* EXERCISE OBJECTIVE:
Filter the entries and keep only the lines where the string "screenshot" appears.

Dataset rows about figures

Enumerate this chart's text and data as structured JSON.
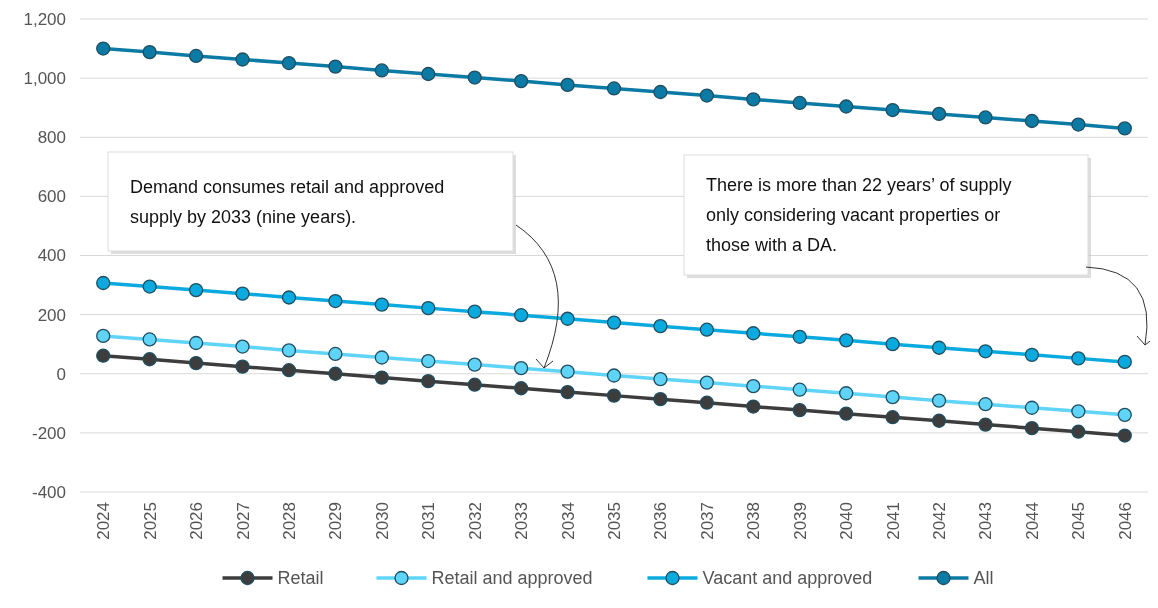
{
  "chart_data": {
    "type": "line",
    "categories": [
      "2024",
      "2025",
      "2026",
      "2027",
      "2028",
      "2029",
      "2030",
      "2031",
      "2032",
      "2033",
      "2034",
      "2035",
      "2036",
      "2037",
      "2038",
      "2039",
      "2040",
      "2041",
      "2042",
      "2043",
      "2044",
      "2045",
      "2046"
    ],
    "series": [
      {
        "name": "Retail",
        "color": "#3d3d3d",
        "values": [
          61,
          49,
          36,
          24,
          12,
          0,
          -13,
          -25,
          -37,
          -49,
          -62,
          -74,
          -86,
          -98,
          -111,
          -123,
          -135,
          -147,
          -159,
          -172,
          -184,
          -196,
          -209
        ]
      },
      {
        "name": "Retail and approved",
        "color": "#5fd4f7",
        "values": [
          128,
          116,
          104,
          92,
          79,
          67,
          55,
          43,
          31,
          19,
          7,
          -6,
          -18,
          -30,
          -42,
          -54,
          -66,
          -79,
          -91,
          -103,
          -115,
          -127,
          -139
        ]
      },
      {
        "name": "Vacant and approved",
        "color": "#0aaade",
        "values": [
          307,
          295,
          283,
          271,
          258,
          246,
          234,
          222,
          210,
          198,
          186,
          173,
          161,
          149,
          137,
          125,
          113,
          100,
          88,
          76,
          64,
          52,
          40
        ]
      },
      {
        "name": "All",
        "color": "#0b7aa5",
        "values": [
          1100,
          1088,
          1075,
          1063,
          1051,
          1039,
          1026,
          1014,
          1002,
          990,
          977,
          965,
          953,
          941,
          928,
          916,
          904,
          892,
          879,
          867,
          855,
          843,
          830
        ]
      }
    ],
    "ylim": [
      -400,
      1200
    ],
    "yticks": [
      {
        "value": -400,
        "label": "-400"
      },
      {
        "value": -200,
        "label": "-200"
      },
      0,
      200,
      400,
      600,
      800,
      {
        "value": 1000,
        "label": "1,000"
      },
      {
        "value": 1200,
        "label": "1,200"
      }
    ],
    "grid": "y",
    "legend": "bottom",
    "marker": "circle",
    "line_style": "solid",
    "annotations": [
      "Demand consumes retail and approved supply by 2033 (nine years).",
      "There is more than 22 years’ of supply only considering vacant properties or those with a DA."
    ]
  }
}
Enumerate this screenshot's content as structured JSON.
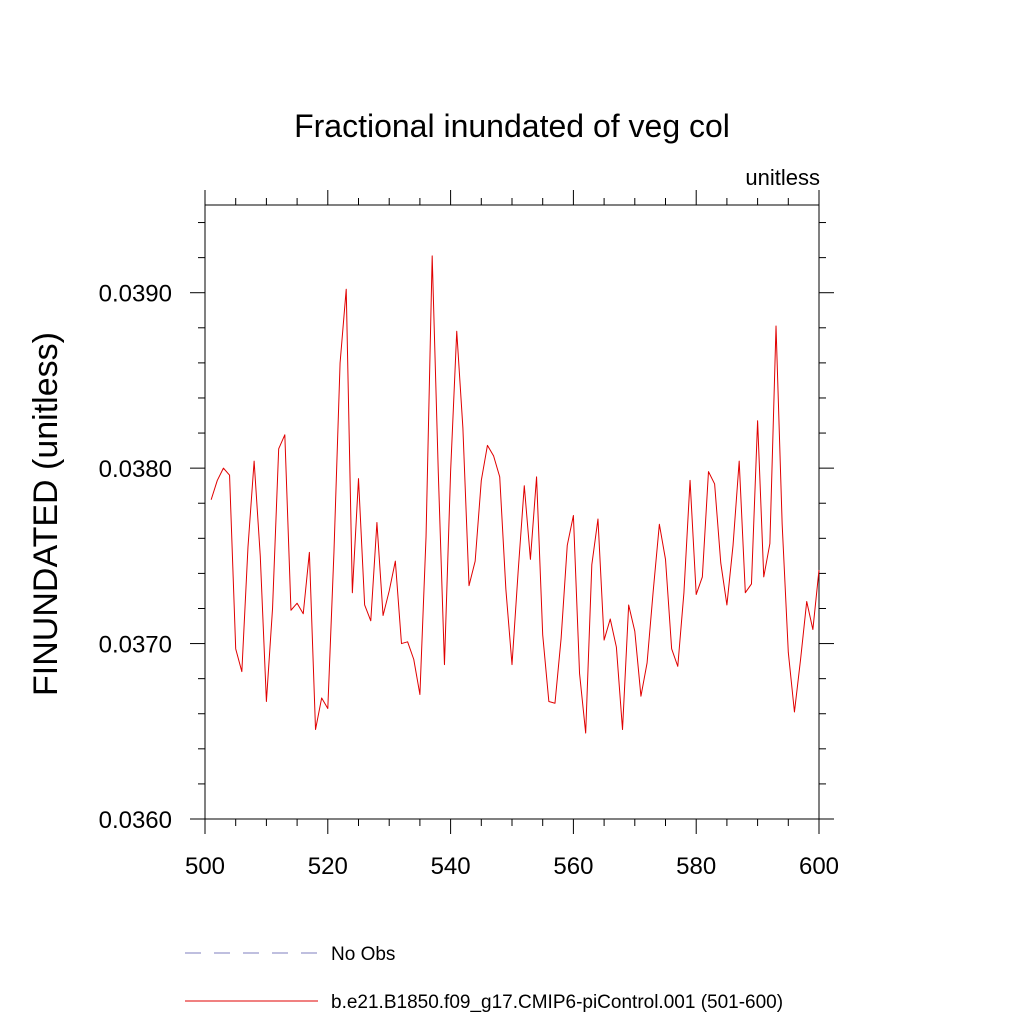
{
  "chart_data": {
    "type": "line",
    "title": "Fractional inundated of veg col",
    "units": "unitless",
    "ylabel": "FINUNDATED  (unitless)",
    "xlabel": "",
    "xlim": [
      500,
      600
    ],
    "ylim": [
      0.036,
      0.0395
    ],
    "xticks": [
      500,
      520,
      540,
      560,
      580,
      600
    ],
    "xtick_labels": [
      "500",
      "520",
      "540",
      "560",
      "580",
      "600"
    ],
    "yticks": [
      0.036,
      0.037,
      0.038,
      0.039
    ],
    "ytick_labels": [
      "0.0360",
      "0.0370",
      "0.0380",
      "0.0390"
    ],
    "grid": false,
    "legend_position": "bottom",
    "series": [
      {
        "name": "No Obs",
        "color": "#7f7fbf",
        "dash": "dashed",
        "x": [],
        "values": []
      },
      {
        "name": "b.e21.B1850.f09_g17.CMIP6-piControl.001 (501-600)",
        "color": "#e00000",
        "dash": "solid",
        "x": [
          501,
          502,
          503,
          504,
          505,
          506,
          507,
          508,
          509,
          510,
          511,
          512,
          513,
          514,
          515,
          516,
          517,
          518,
          519,
          520,
          521,
          522,
          523,
          524,
          525,
          526,
          527,
          528,
          529,
          530,
          531,
          532,
          533,
          534,
          535,
          536,
          537,
          538,
          539,
          540,
          541,
          542,
          543,
          544,
          545,
          546,
          547,
          548,
          549,
          550,
          551,
          552,
          553,
          554,
          555,
          556,
          557,
          558,
          559,
          560,
          561,
          562,
          563,
          564,
          565,
          566,
          567,
          568,
          569,
          570,
          571,
          572,
          573,
          574,
          575,
          576,
          577,
          578,
          579,
          580,
          581,
          582,
          583,
          584,
          585,
          586,
          587,
          588,
          589,
          590,
          591,
          592,
          593,
          594,
          595,
          596,
          597,
          598,
          599,
          600
        ],
        "values": [
          0.03782,
          0.03793,
          0.038,
          0.03796,
          0.03697,
          0.03684,
          0.03755,
          0.03804,
          0.0375,
          0.03667,
          0.0372,
          0.03811,
          0.03819,
          0.03719,
          0.03723,
          0.03717,
          0.03752,
          0.03651,
          0.03669,
          0.03663,
          0.03752,
          0.0386,
          0.03902,
          0.03729,
          0.03794,
          0.03722,
          0.03713,
          0.03769,
          0.03716,
          0.0373,
          0.03747,
          0.037,
          0.03701,
          0.03691,
          0.03671,
          0.03761,
          0.03921,
          0.03797,
          0.03688,
          0.03798,
          0.03878,
          0.03823,
          0.03733,
          0.03747,
          0.03793,
          0.03813,
          0.03807,
          0.03795,
          0.03731,
          0.03688,
          0.03741,
          0.0379,
          0.03748,
          0.03795,
          0.03705,
          0.03667,
          0.03666,
          0.03703,
          0.03756,
          0.03773,
          0.03683,
          0.03649,
          0.03745,
          0.03771,
          0.03702,
          0.03714,
          0.03698,
          0.03651,
          0.03722,
          0.03707,
          0.0367,
          0.03689,
          0.0373,
          0.03768,
          0.03748,
          0.03697,
          0.03687,
          0.03729,
          0.03793,
          0.03728,
          0.03738,
          0.03798,
          0.03791,
          0.03746,
          0.03722,
          0.03756,
          0.03804,
          0.03729,
          0.03734,
          0.03827,
          0.03738,
          0.03757,
          0.03881,
          0.03768,
          0.03695,
          0.03661,
          0.03691,
          0.03724,
          0.03708,
          0.03742
        ]
      }
    ]
  }
}
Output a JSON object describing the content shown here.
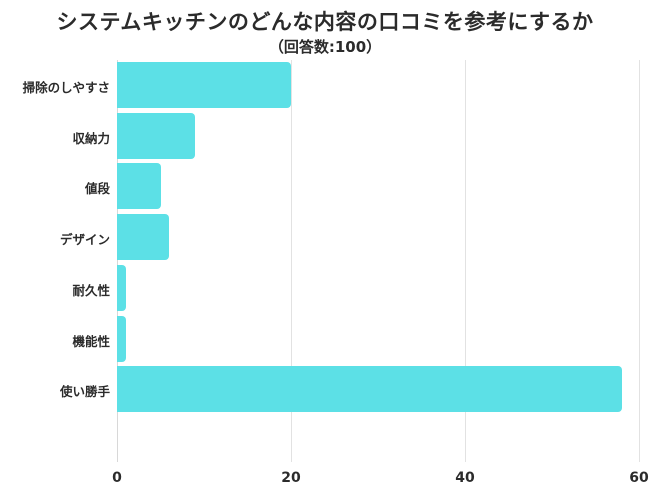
{
  "header": {
    "title": "システムキッチンのどんな内容の口コミを参考にするか",
    "subtitle": "（回答数:100）"
  },
  "colors": {
    "bar": "#5ce0e6",
    "grid": "#e2e2e2",
    "text": "#2b2b2b"
  },
  "chart_data": {
    "type": "bar",
    "orientation": "horizontal",
    "title": "システムキッチンのどんな内容の口コミを参考にするか",
    "subtitle": "（回答数:100）",
    "categories": [
      "掃除のしやすさ",
      "収納力",
      "値段",
      "デザイン",
      "耐久性",
      "機能性",
      "使い勝手"
    ],
    "values": [
      20,
      9,
      5,
      6,
      1,
      1,
      58
    ],
    "xlabel": "",
    "ylabel": "",
    "xlim": [
      0,
      60
    ],
    "xticks": [
      "0",
      "20",
      "40",
      "60"
    ],
    "grid": true,
    "legend": null
  }
}
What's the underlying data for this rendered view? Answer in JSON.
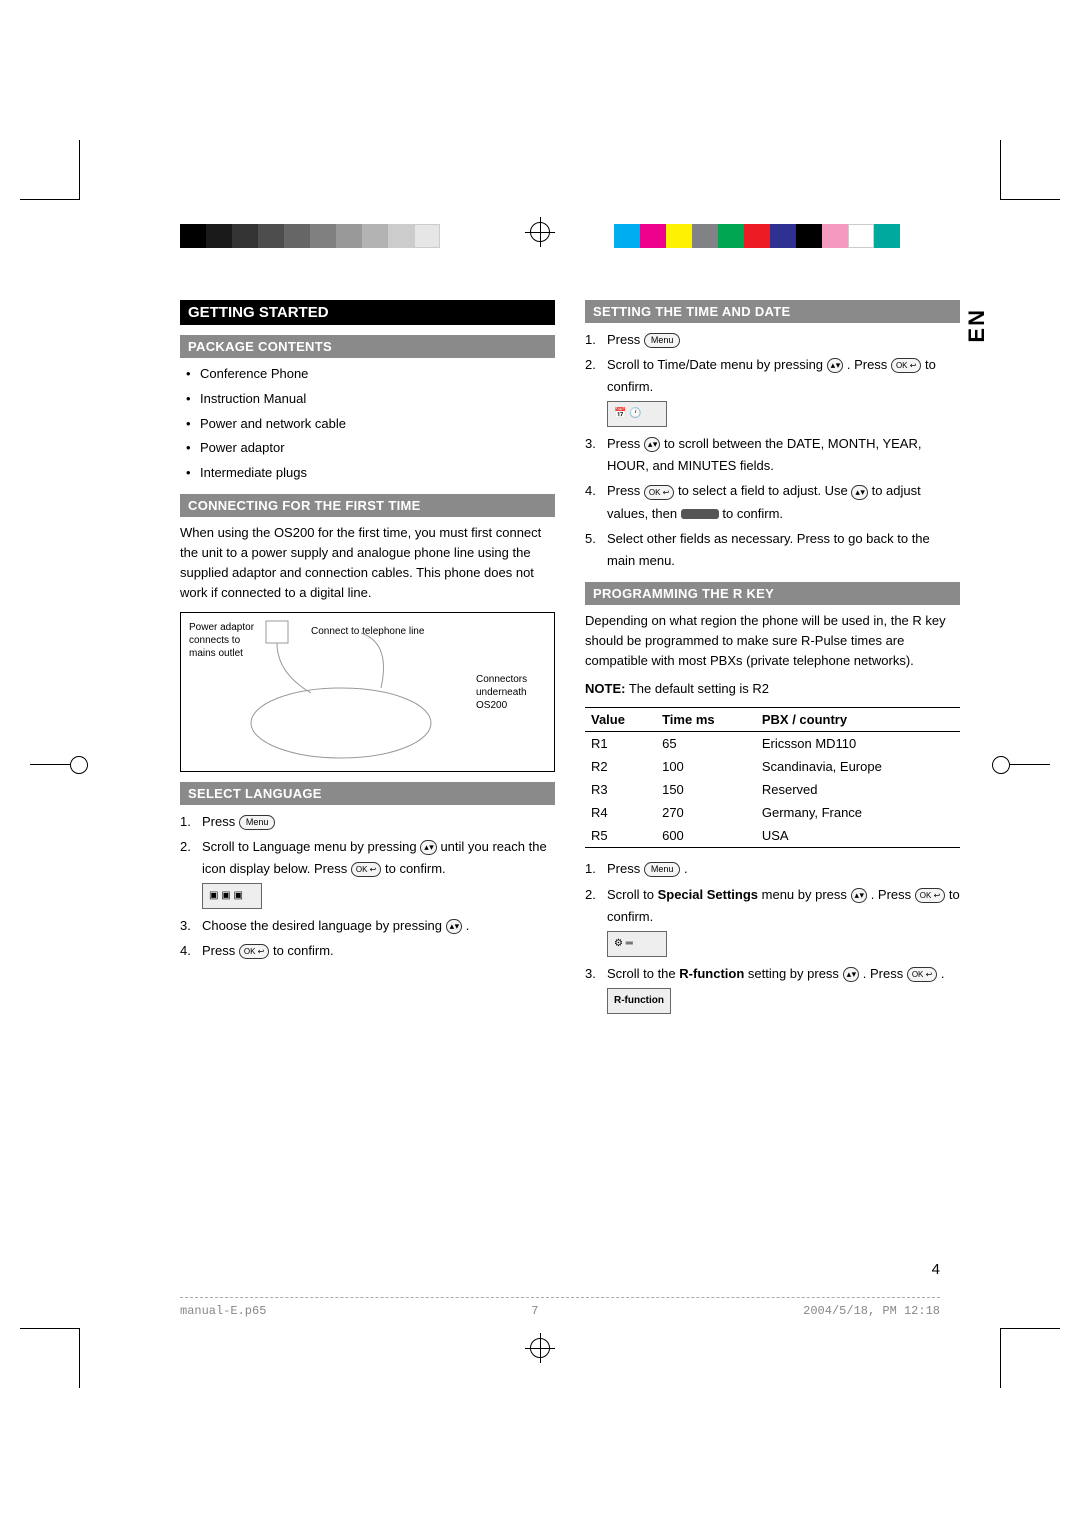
{
  "lang_tab": "EN",
  "page_number": "4",
  "footer": {
    "file": "manual-E.p65",
    "page": "7",
    "timestamp": "2004/5/18, PM 12:18"
  },
  "color_bar_gray": [
    "#000000",
    "#1a1a1a",
    "#333333",
    "#4d4d4d",
    "#666666",
    "#808080",
    "#999999",
    "#b3b3b3",
    "#cccccc",
    "#e6e6e6",
    "#ffffff"
  ],
  "color_bar_color": [
    "#00aeef",
    "#ec008c",
    "#fff200",
    "#808285",
    "#00a651",
    "#ed1c24",
    "#2e3192",
    "#000000",
    "#f49ac1",
    "#ffffff",
    "#00a99d"
  ],
  "left": {
    "main_heading": "GETTING STARTED",
    "package": {
      "heading": "PACKAGE CONTENTS",
      "items": [
        "Conference Phone",
        "Instruction Manual",
        "Power and network cable",
        "Power adaptor",
        "Intermediate plugs"
      ]
    },
    "connecting": {
      "heading": "CONNECTING FOR THE FIRST TIME",
      "text": "When using the OS200 for the first time, you must first connect the unit to a power supply and analogue phone line using the supplied adaptor and connection cables. This phone does not work if connected to a digital line.",
      "diagram": {
        "label1": "Power adaptor connects to mains outlet",
        "label2": "Connect to telephone line",
        "label3": "Connectors underneath OS200"
      }
    },
    "language": {
      "heading": "SELECT LANGUAGE",
      "steps": {
        "s1": "Press",
        "s2a": "Scroll to Language menu by pressing",
        "s2b": "until you reach the icon display below. Press",
        "s2c": "to confirm.",
        "s3": "Choose the desired language by pressing",
        "s4a": "Press",
        "s4b": "to confirm."
      }
    }
  },
  "right": {
    "timedate": {
      "heading": "SETTING THE TIME AND DATE",
      "s1": "Press",
      "s2a": "Scroll to Time/Date menu by pressing",
      "s2b": ". Press",
      "s2c": "to confirm.",
      "s3a": "Press",
      "s3b": "to scroll between the DATE, MONTH, YEAR, HOUR, and MINUTES fields.",
      "s4a": "Press",
      "s4b": "to select a field to adjust. Use",
      "s4c": "to adjust values, then",
      "s4d": "to confirm.",
      "s5": "Select other fields as necessary. Press          to go back to the main menu."
    },
    "rkey": {
      "heading": "PROGRAMMING THE R KEY",
      "intro": "Depending on what region the phone will be used in, the R key should be programmed to make sure R-Pulse times are compatible with most PBXs (private telephone networks).",
      "note_label": "NOTE:",
      "note_text": "The default setting is R2",
      "table": {
        "headers": [
          "Value",
          "Time ms",
          "PBX / country"
        ],
        "rows": [
          [
            "R1",
            "65",
            "Ericsson MD110"
          ],
          [
            "R2",
            "100",
            "Scandinavia, Europe"
          ],
          [
            "R3",
            "150",
            "Reserved"
          ],
          [
            "R4",
            "270",
            "Germany, France"
          ],
          [
            "R5",
            "600",
            "USA"
          ]
        ]
      },
      "s1": "Press",
      "s2a": "Scroll to",
      "s2b": "Special Settings",
      "s2c": "menu by press",
      "s2d": ". Press",
      "s2e": "to confirm.",
      "s3a": "Scroll to the",
      "s3b": "R-function",
      "s3c": "setting by press",
      "s3d": ". Press",
      "lcd_rfunction": "R-function"
    }
  },
  "btn_labels": {
    "menu": "Menu",
    "ok": "OK ↩"
  }
}
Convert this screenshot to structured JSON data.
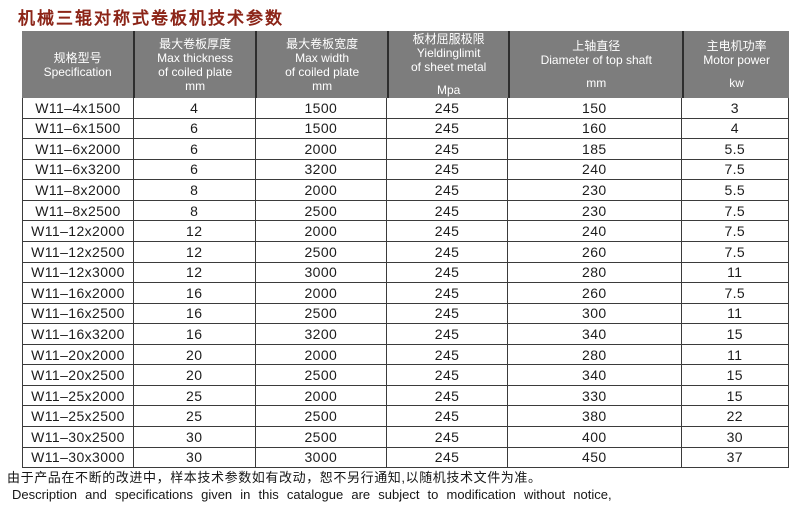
{
  "title": "机械三辊对称式卷板机技术参数",
  "table": {
    "columns": [
      {
        "cn": "规格型号",
        "en": [
          "Specification"
        ],
        "unit": ""
      },
      {
        "cn": "最大卷板厚度",
        "en": [
          "Max thickness",
          "of coiled plate"
        ],
        "unit": "mm"
      },
      {
        "cn": "最大卷板宽度",
        "en": [
          "Max width",
          "of coiled plate"
        ],
        "unit": "mm"
      },
      {
        "cn": "板材屈服极限",
        "en": [
          "Yieldinglimit",
          "of sheet metal"
        ],
        "unit": "Mpa"
      },
      {
        "cn": "上轴直径",
        "en": [
          "Diameter of top shaft"
        ],
        "unit": "mm"
      },
      {
        "cn": "主电机功率",
        "en": [
          "Motor power"
        ],
        "unit": "kw"
      }
    ],
    "rows": [
      [
        "W11–4x1500",
        "4",
        "1500",
        "245",
        "150",
        "3"
      ],
      [
        "W11–6x1500",
        "6",
        "1500",
        "245",
        "160",
        "4"
      ],
      [
        "W11–6x2000",
        "6",
        "2000",
        "245",
        "185",
        "5.5"
      ],
      [
        "W11–6x3200",
        "6",
        "3200",
        "245",
        "240",
        "7.5"
      ],
      [
        "W11–8x2000",
        "8",
        "2000",
        "245",
        "230",
        "5.5"
      ],
      [
        "W11–8x2500",
        "8",
        "2500",
        "245",
        "230",
        "7.5"
      ],
      [
        "W11–12x2000",
        "12",
        "2000",
        "245",
        "240",
        "7.5"
      ],
      [
        "W11–12x2500",
        "12",
        "2500",
        "245",
        "260",
        "7.5"
      ],
      [
        "W11–12x3000",
        "12",
        "3000",
        "245",
        "280",
        "11"
      ],
      [
        "W11–16x2000",
        "16",
        "2000",
        "245",
        "260",
        "7.5"
      ],
      [
        "W11–16x2500",
        "16",
        "2500",
        "245",
        "300",
        "11"
      ],
      [
        "W11–16x3200",
        "16",
        "3200",
        "245",
        "340",
        "15"
      ],
      [
        "W11–20x2000",
        "20",
        "2000",
        "245",
        "280",
        "11"
      ],
      [
        "W11–20x2500",
        "20",
        "2500",
        "245",
        "340",
        "15"
      ],
      [
        "W11–25x2000",
        "25",
        "2000",
        "245",
        "330",
        "15"
      ],
      [
        "W11–25x2500",
        "25",
        "2500",
        "245",
        "380",
        "22"
      ],
      [
        "W11–30x2500",
        "30",
        "2500",
        "245",
        "400",
        "30"
      ],
      [
        "W11–30x3000",
        "30",
        "3000",
        "245",
        "450",
        "37"
      ]
    ]
  },
  "footer": {
    "cn": "由于产品在不断的改进中，样本技术参数如有改动，恕不另行通知,以随机技术文件为准。",
    "en": "Description and specifications given in this catalogue are subject to modification without notice,"
  },
  "colors": {
    "title": "#8c2518",
    "header_bg": "#7d7d7d",
    "header_text": "#ffffff",
    "border": "#3b3b3b",
    "body_text": "#1c1c1c"
  }
}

* RESULT OF THIS EXERCISE:
Enumerate this screenshot's content as structured JSON.
Convert this screenshot to structured JSON data.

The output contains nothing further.